Directions for this task =
Check each line of the listing for the word "problema" and report how many lines contain it, giving nothing but the number.

Material provided =
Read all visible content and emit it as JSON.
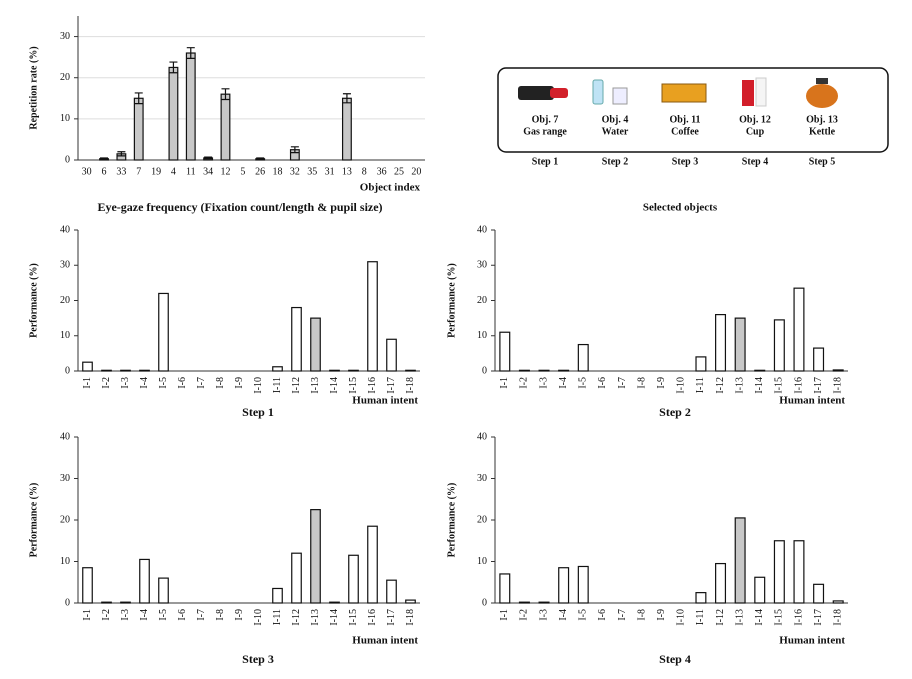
{
  "chart_data": [
    {
      "type": "bar",
      "title": "Eye-gaze frequency (Fixation count/length & pupil size)",
      "y_label": "Repetition rate (%)",
      "x_label": "Object index",
      "categories": [
        "30",
        "6",
        "33",
        "7",
        "19",
        "4",
        "11",
        "34",
        "12",
        "5",
        "26",
        "18",
        "32",
        "35",
        "31",
        "13",
        "8",
        "36",
        "25",
        "20"
      ],
      "values": [
        0,
        0.3,
        1.5,
        15,
        0,
        22.5,
        26,
        0.5,
        16,
        0,
        0.3,
        0,
        2.5,
        0,
        0,
        15,
        0,
        0,
        0,
        0
      ],
      "errors": [
        0,
        0.2,
        0.5,
        1.3,
        0,
        1.3,
        1.3,
        0.2,
        1.3,
        0,
        0.2,
        0,
        0.7,
        0,
        0,
        1.1,
        0,
        0,
        0,
        0
      ],
      "color": "#c8c8c8",
      "ylim": [
        0,
        35
      ],
      "yticks": [
        0,
        10,
        20,
        30
      ],
      "grid": true
    },
    {
      "type": "bar",
      "title": "Step 1",
      "y_label": "Performance (%)",
      "x_label": "Human intent",
      "categories": [
        "I-1",
        "I-2",
        "I-3",
        "I-4",
        "I-5",
        "I-6",
        "I-7",
        "I-8",
        "I-9",
        "I-10",
        "I-11",
        "I-12",
        "I-13",
        "I-14",
        "I-15",
        "I-16",
        "I-17",
        "I-18"
      ],
      "values": [
        2.5,
        0.2,
        0.2,
        0.2,
        22,
        0,
        0,
        0,
        0,
        0,
        1.2,
        18,
        15,
        0.2,
        0.2,
        31,
        9,
        0.2
      ],
      "colors": [
        "#ffffff",
        "#ffffff",
        "#ffffff",
        "#ffffff",
        "#ffffff",
        "#ffffff",
        "#ffffff",
        "#ffffff",
        "#ffffff",
        "#ffffff",
        "#ffffff",
        "#ffffff",
        "#c8c8c8",
        "#ffffff",
        "#ffffff",
        "#ffffff",
        "#ffffff",
        "#ffffff"
      ],
      "ylim": [
        0,
        40
      ],
      "yticks": [
        0,
        10,
        20,
        30,
        40
      ],
      "grid": false
    },
    {
      "type": "bar",
      "title": "Step 2",
      "y_label": "Performance (%)",
      "x_label": "Human intent",
      "categories": [
        "I-1",
        "I-2",
        "I-3",
        "I-4",
        "I-5",
        "I-6",
        "I-7",
        "I-8",
        "I-9",
        "I-10",
        "I-11",
        "I-12",
        "I-13",
        "I-14",
        "I-15",
        "I-16",
        "I-17",
        "I-18"
      ],
      "values": [
        11,
        0.2,
        0.2,
        0.2,
        7.5,
        0,
        0,
        0,
        0,
        0,
        4,
        16,
        15,
        0.2,
        14.5,
        23.5,
        6.5,
        0.3
      ],
      "colors": [
        "#ffffff",
        "#ffffff",
        "#ffffff",
        "#ffffff",
        "#ffffff",
        "#ffffff",
        "#ffffff",
        "#ffffff",
        "#ffffff",
        "#ffffff",
        "#ffffff",
        "#ffffff",
        "#c8c8c8",
        "#ffffff",
        "#ffffff",
        "#ffffff",
        "#ffffff",
        "#ffffff"
      ],
      "ylim": [
        0,
        40
      ],
      "yticks": [
        0,
        10,
        20,
        30,
        40
      ],
      "grid": false
    },
    {
      "type": "bar",
      "title": "Step 3",
      "y_label": "Performance (%)",
      "x_label": "Human intent",
      "categories": [
        "I-1",
        "I-2",
        "I-3",
        "I-4",
        "I-5",
        "I-6",
        "I-7",
        "I-8",
        "I-9",
        "I-10",
        "I-11",
        "I-12",
        "I-13",
        "I-14",
        "I-15",
        "I-16",
        "I-17",
        "I-18"
      ],
      "values": [
        8.5,
        0.2,
        0.2,
        10.5,
        6,
        0,
        0,
        0,
        0,
        0,
        3.5,
        12,
        22.5,
        0.2,
        11.5,
        18.5,
        5.5,
        0.7
      ],
      "colors": [
        "#ffffff",
        "#ffffff",
        "#ffffff",
        "#ffffff",
        "#ffffff",
        "#ffffff",
        "#ffffff",
        "#ffffff",
        "#ffffff",
        "#ffffff",
        "#ffffff",
        "#ffffff",
        "#c8c8c8",
        "#ffffff",
        "#ffffff",
        "#ffffff",
        "#ffffff",
        "#ffffff"
      ],
      "ylim": [
        0,
        40
      ],
      "yticks": [
        0,
        10,
        20,
        30,
        40
      ],
      "grid": false
    },
    {
      "type": "bar",
      "title": "Step 4",
      "y_label": "Performance (%)",
      "x_label": "Human intent",
      "categories": [
        "I-1",
        "I-2",
        "I-3",
        "I-4",
        "I-5",
        "I-6",
        "I-7",
        "I-8",
        "I-9",
        "I-10",
        "I-11",
        "I-12",
        "I-13",
        "I-14",
        "I-15",
        "I-16",
        "I-17",
        "I-18"
      ],
      "values": [
        7,
        0.2,
        0.2,
        8.5,
        8.8,
        0,
        0,
        0,
        0,
        0,
        2.5,
        9.5,
        20.5,
        6.2,
        15,
        15,
        4.5,
        0.5
      ],
      "colors": [
        "#ffffff",
        "#ffffff",
        "#ffffff",
        "#ffffff",
        "#ffffff",
        "#ffffff",
        "#ffffff",
        "#ffffff",
        "#ffffff",
        "#ffffff",
        "#ffffff",
        "#ffffff",
        "#c8c8c8",
        "#ffffff",
        "#ffffff",
        "#ffffff",
        "#ffffff",
        "#ffffff"
      ],
      "ylim": [
        0,
        40
      ],
      "yticks": [
        0,
        10,
        20,
        30,
        40
      ],
      "grid": false
    }
  ],
  "selected_objects": {
    "title": "Selected objects",
    "items": [
      {
        "object": "Obj. 7",
        "name": "Gas range",
        "step": "Step 1"
      },
      {
        "object": "Obj. 4",
        "name": "Water",
        "step": "Step 2"
      },
      {
        "object": "Obj. 11",
        "name": "Coffee",
        "step": "Step 3"
      },
      {
        "object": "Obj. 12",
        "name": "Cup",
        "step": "Step 4"
      },
      {
        "object": "Obj. 13",
        "name": "Kettle",
        "step": "Step 5"
      }
    ]
  }
}
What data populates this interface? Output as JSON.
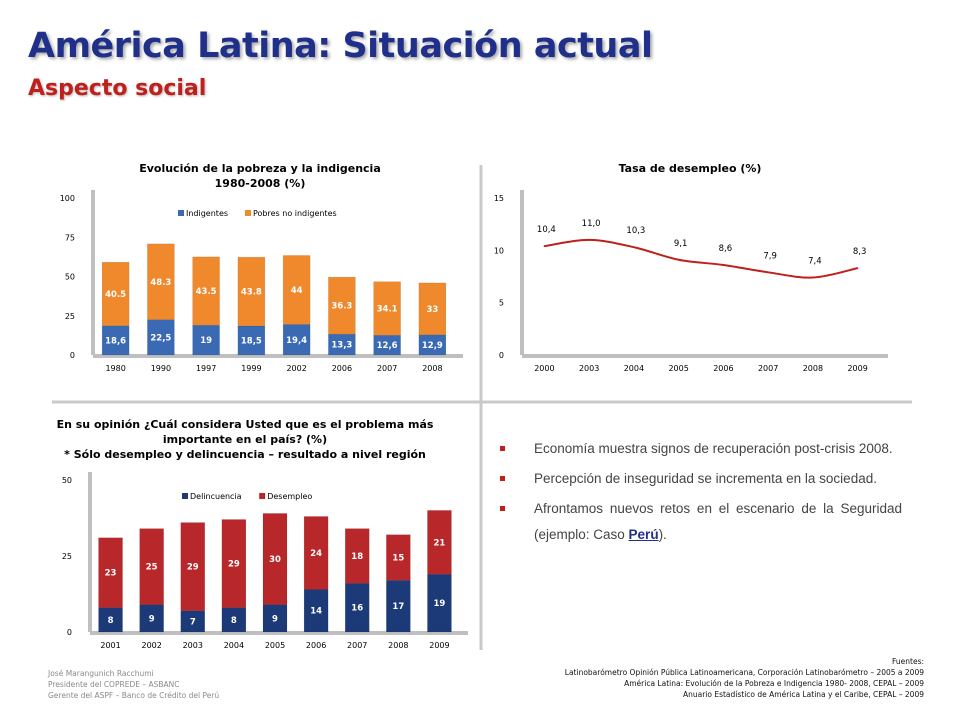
{
  "header": {
    "title": "América Latina: Situación actual",
    "subtitle": "Aspecto social"
  },
  "colors": {
    "title": "#1f2f8a",
    "subtitle": "#c0201b",
    "indigentes": "#3a6ab4",
    "pobres": "#f0882c",
    "delincuencia": "#1c3a78",
    "desempleo": "#b8272a",
    "unemployment_line": "#c0201b"
  },
  "poverty_chart": {
    "title_line1": "Evolución de la pobreza y la indigencia",
    "title_line2": "1980-2008 (%)"
  },
  "unemployment_chart": {
    "title": "Tasa de desempleo (%)"
  },
  "opinion_chart": {
    "title_line1": "En su opinión ¿Cuál considera Usted que es el problema más",
    "title_line2": "importante en el país? (%)",
    "title_line3": "* Sólo desempleo y delincuencia – resultado a nivel región"
  },
  "bullets": [
    "Economía muestra signos de recuperación post-crisis 2008.",
    "Percepción de inseguridad se incrementa en la sociedad.",
    "Afrontamos nuevos retos en el escenario de la Seguridad (ejemplo: Caso "
  ],
  "bullet3_link": "Perú",
  "bullet3_tail": ").",
  "author": {
    "line1": "José Marangunich Racchumi",
    "line2": "Presidente del COPREDE – ASBANC",
    "line3": "Gerente del ASPF – Banco de Crédito del Perú"
  },
  "sources": {
    "heading": "Fuentes:",
    "line1": "Latinobarómetro Opinión Pública Latinoamericana, Corporación Latinobarómetro – 2005 a 2009",
    "line2": "América Latina: Evolución de la Pobreza e Indigencia 1980- 2008, CEPAL – 2009",
    "line3": "Anuario Estadístico de América Latina y el Caribe, CEPAL – 2009"
  },
  "chart_data": [
    {
      "type": "bar",
      "stacked": true,
      "title": "Evolución de la pobreza y la indigencia 1980-2008 (%)",
      "categories": [
        "1980",
        "1990",
        "1997",
        "1999",
        "2002",
        "2006",
        "2007",
        "2008"
      ],
      "series": [
        {
          "name": "Indigentes",
          "values": [
            18.6,
            22.5,
            19,
            18.5,
            19.4,
            13.3,
            12.6,
            12.9
          ],
          "labels": [
            "18,6",
            "22,5",
            "19",
            "18,5",
            "19,4",
            "13,3",
            "12,6",
            "12,9"
          ]
        },
        {
          "name": "Pobres no indigentes",
          "values": [
            40.5,
            48.3,
            43.5,
            43.8,
            44,
            36.3,
            34.1,
            33
          ],
          "labels": [
            "40.5",
            "48.3",
            "43.5",
            "43.8",
            "44",
            "36.3",
            "34.1",
            "33"
          ]
        }
      ],
      "ylim": [
        0,
        100
      ],
      "yticks": [
        0,
        25,
        50,
        75,
        100
      ],
      "legend": "top-center"
    },
    {
      "type": "line",
      "title": "Tasa de desempleo (%)",
      "categories": [
        "2000",
        "2003",
        "2004",
        "2005",
        "2006",
        "2007",
        "2008",
        "2009"
      ],
      "values": [
        10.4,
        11.0,
        10.3,
        9.1,
        8.6,
        7.9,
        7.4,
        8.3
      ],
      "labels": [
        "10,4",
        "11,0",
        "10,3",
        "9,1",
        "8,6",
        "7,9",
        "7,4",
        "8,3"
      ],
      "ylim": [
        0,
        15
      ],
      "yticks": [
        0,
        5,
        10,
        15
      ]
    },
    {
      "type": "bar",
      "stacked": true,
      "title": "En su opinión ¿Cuál considera Usted que es el problema más importante en el país? (%)",
      "categories": [
        "2001",
        "2002",
        "2003",
        "2004",
        "2005",
        "2006",
        "2007",
        "2008",
        "2009"
      ],
      "series": [
        {
          "name": "Delincuencia",
          "values": [
            8,
            9,
            7,
            8,
            9,
            14,
            16,
            17,
            19
          ]
        },
        {
          "name": "Desempleo",
          "values": [
            23,
            25,
            29,
            29,
            30,
            24,
            18,
            15,
            21
          ]
        }
      ],
      "ylim": [
        0,
        50
      ],
      "yticks": [
        0,
        25,
        50
      ],
      "legend": "top-center"
    }
  ]
}
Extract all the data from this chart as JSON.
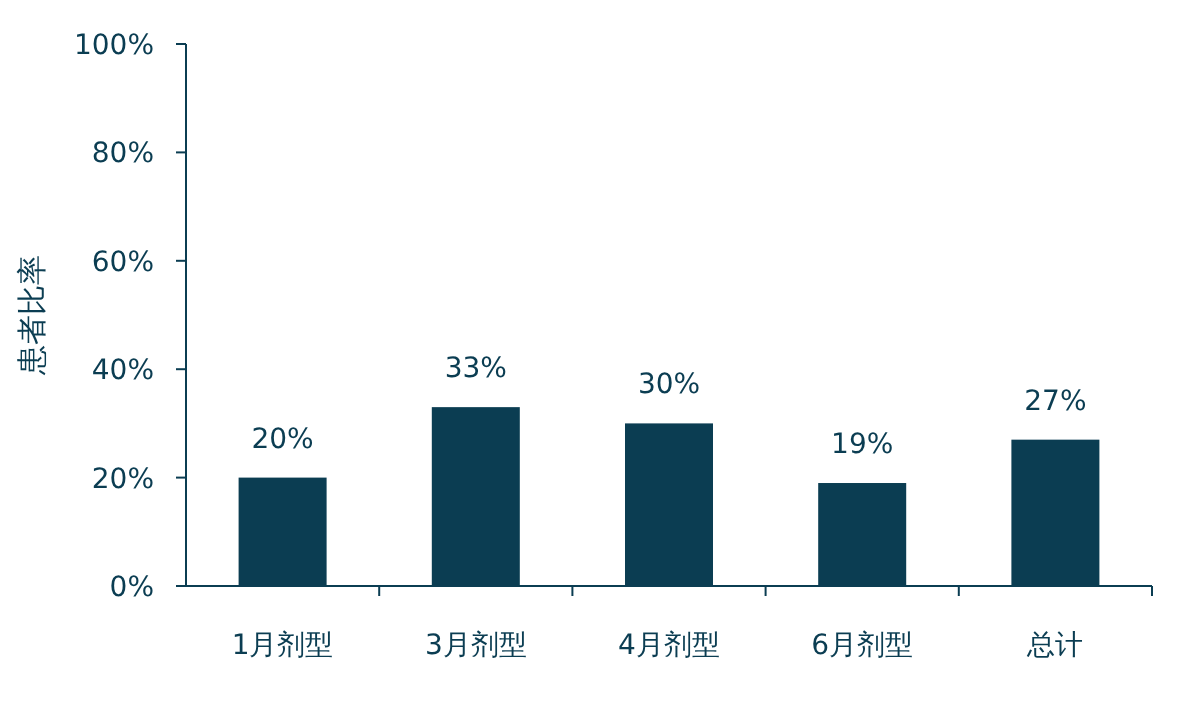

Output =
2